Analisar o nível de conflitualidade atual do Médio Oriente e as suas perspetivas geoestratégicas com base no recente conflito israelo-palestiniano parece-nos reducionista, desfocado e de certa forma obtuso. No entanto, esta é a realidade do momento e é por ela que começamos.
Efetivamente, o conflito subsiste desde a data de criação do Estado de Israel, 14 de maio de 1948, com episódios macabros e sangrentos como a guerra do Yom Kippur, os massacres de Munique, Sabra e Shatila, a operação Vinhas da Ira, as intifadas e um sem número de atentados com milhares de vítimas de ambos os lados. Mais recentemente, os escândalos em torno de Benjamin Netanyahu e do seu partido Likud obrigaram a uma aliança com três partidos ultraortodoxos de extrema-direita, para conseguirem formar governo. Entre eles encontrava-se o Otzma Jehudit, ou Poder Judeu, do extremista Ministro da Segurança Nacional, Itamar Ben Gvir. Assente nesta coligação, o governo tem promovido a expansão dos colonatos judaicos ilegais em Jerusalém Oriental e na Cisjordânia, assumindo inclusivamente o seu desejo de invadir e anexar a Judeia e a Samaria.

• _LINHAS DE DADOS_
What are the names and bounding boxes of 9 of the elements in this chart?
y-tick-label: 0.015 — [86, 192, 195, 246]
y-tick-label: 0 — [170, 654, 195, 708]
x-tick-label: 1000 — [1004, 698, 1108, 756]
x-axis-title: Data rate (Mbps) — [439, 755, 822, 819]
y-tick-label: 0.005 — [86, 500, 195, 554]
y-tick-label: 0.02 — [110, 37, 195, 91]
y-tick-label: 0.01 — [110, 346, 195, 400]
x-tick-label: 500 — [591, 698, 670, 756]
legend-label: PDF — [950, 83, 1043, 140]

• _TAREFA CURTA 1_
Traduza para inglês esta frase do texto sobre o conflito israelo-palestiniano: "No entanto, esta é a realidade do momento e é por ela que começamos."
• _TAREFA CURTA 2_
Edite o texto sobre o conflito israelo-palestiniano e reproduza o trecho que vai de "Efetivamente, o conflito" até "e a Samaria.", inclusive, substituindo "macabros" por "terríveis".
• _TAREFA CURTA 3_
Prossiga o texto sobre o conflito israelo-palestiniano a partir do ponto em que termina.

• _RESPOSTA À TAREFA 1_
However, this is the reality of the moment, and it is with it that we begin.

• _RESPOSTA À TAREFA 2_
Efetivamente, o conflito subsiste desde a data de criação do Estado de Israel, 14 de maio de 1948, com episódios terríveis e sangrentos como a guerra do Yom Kippur, os massacres de Munique, Sabra e Shatila, a operação Vinhas da Ira, as intifadas e um sem número de atentados com milhares de vítimas de ambos os lados. Mais recentemente, os escândalos em torno de Benjamin Netanyahu e do seu partido Likud obrigaram a uma aliança com três partidos ultraortodoxos de extrema-direita, para conseguirem formar governo. Entre eles encontrava-se o Otzma Jehudit, ou Poder Judeu, do extremista Ministro da Segurança Nacional, Itamar Ben Gvir. Assente nesta coligação, o governo tem promovido a expansão dos colonatos judaicos ilegais em Jerusalém Oriental e na Cisjordânia, assumindo inclusivamente o seu desejo de invadir e anexar a Judeia e a Samaria.

• _RESPOSTA À TAREFA 3_
Do outro lado, a Autoridade Palestiniana, sob o comando do doente e idoso Abu Mazen, está a tornar-se cada vez mais impopular, dada como inoperante, fraca e corrupta. Assim, à medida que cresciam os ataques dos colonos judeus e do exército israelita, as milícias armadas ganharam apoio entre os palestinianos na Cisjordânia, nomeadamente as Brigadas Jenin e o Hamas. A Faixa de Gaza de há muito que é assumida como o “inferno na Terra”. Densamente povoada, ferozmente bloqueada por Israel e pelo Egipto, a ineficácia da Autoridade Palestiniana empurra os seus habitantes para soluções extremistas e violentas. Foi o que aconteceu a sete de outubro. No entanto, é estranha a proveniência de um tamanho arsenal (quase 10.000 rockets lançados, pelo menos mais 15.000 em stock em Gaza e outros 200.000 com o Hezbollah, provavelmente no sul do Líbano), cuja origem e tipologia não é nunca descrita pela comunicação social. Apesar de se argumentar com a proveniência iraniana e russa deste equipamento, desde há mais de um ano que diversos think-tanks europeus chamam a atenção para a possibilidade de parte do arsenal que os aliados têm colocado na Ucrânia estar a ser desviado pelas mafias e vendido no mercado negro, tendo já sido detetado algum deste equipamento em campos de refugiados no sul do Líbano. O mesmo se poderá dizer do arsenal que as tropas norte-americanas deixaram para trás na sua retirada do Afeganistão. Fazendo face a um fortíssimo bloqueio económico, não surpreenderá que o regime taliban avance também para a venda destes equipamentos no mercado negro. Apesar de não existirem provas, é uma possibilidade a não descartar.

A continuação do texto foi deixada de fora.